Stored data:
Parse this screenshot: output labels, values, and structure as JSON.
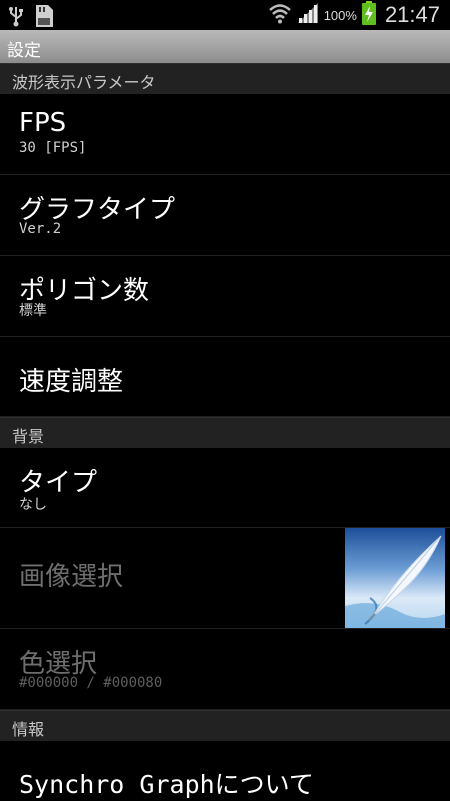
{
  "status_bar": {
    "battery_percent": "100%",
    "clock": "21:47",
    "icons": [
      "usb-icon",
      "sd-card-icon",
      "wifi-icon",
      "signal-icon",
      "battery-charging-icon"
    ]
  },
  "title_bar": {
    "title": "設定"
  },
  "sections": [
    {
      "header": "波形表示パラメータ"
    },
    {
      "header": "背景"
    },
    {
      "header": "情報"
    }
  ],
  "prefs": {
    "fps": {
      "title": "FPS",
      "summary": "30 [FPS]"
    },
    "graph_type": {
      "title": "グラフタイプ",
      "summary": "Ver.2"
    },
    "polygons": {
      "title": "ポリゴン数",
      "summary": "標準"
    },
    "speed": {
      "title": "速度調整"
    },
    "bg_type": {
      "title": "タイプ",
      "summary": "なし"
    },
    "image_select": {
      "title": "画像選択",
      "thumbnail": "feather-quill-image"
    },
    "color_select": {
      "title": "色選択",
      "summary": "#000000 / #000080"
    },
    "about": {
      "title": "Synchro Graphについて"
    }
  },
  "colors": {
    "background": "#000000",
    "category_bg": "#222222",
    "disabled_text": "#6e6e6e"
  }
}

◆ **What is required**:
Quote every line word for word and keep the images out of the copy.

◆ **Reply**:
Parse this screenshot: output labels, values, and structure as JSON.
{
  "status_bar": {
    "battery_percent": "100%",
    "clock": "21:47",
    "icons": [
      "usb-icon",
      "sd-card-icon",
      "wifi-icon",
      "signal-icon",
      "battery-charging-icon"
    ]
  },
  "title_bar": {
    "title": "設定"
  },
  "sections": [
    {
      "header": "波形表示パラメータ"
    },
    {
      "header": "背景"
    },
    {
      "header": "情報"
    }
  ],
  "prefs": {
    "fps": {
      "title": "FPS",
      "summary": "30 [FPS]"
    },
    "graph_type": {
      "title": "グラフタイプ",
      "summary": "Ver.2"
    },
    "polygons": {
      "title": "ポリゴン数",
      "summary": "標準"
    },
    "speed": {
      "title": "速度調整"
    },
    "bg_type": {
      "title": "タイプ",
      "summary": "なし"
    },
    "image_select": {
      "title": "画像選択",
      "thumbnail": "feather-quill-image"
    },
    "color_select": {
      "title": "色選択",
      "summary": "#000000 / #000080"
    },
    "about": {
      "title": "Synchro Graphについて"
    }
  },
  "colors": {
    "background": "#000000",
    "category_bg": "#222222",
    "disabled_text": "#6e6e6e"
  }
}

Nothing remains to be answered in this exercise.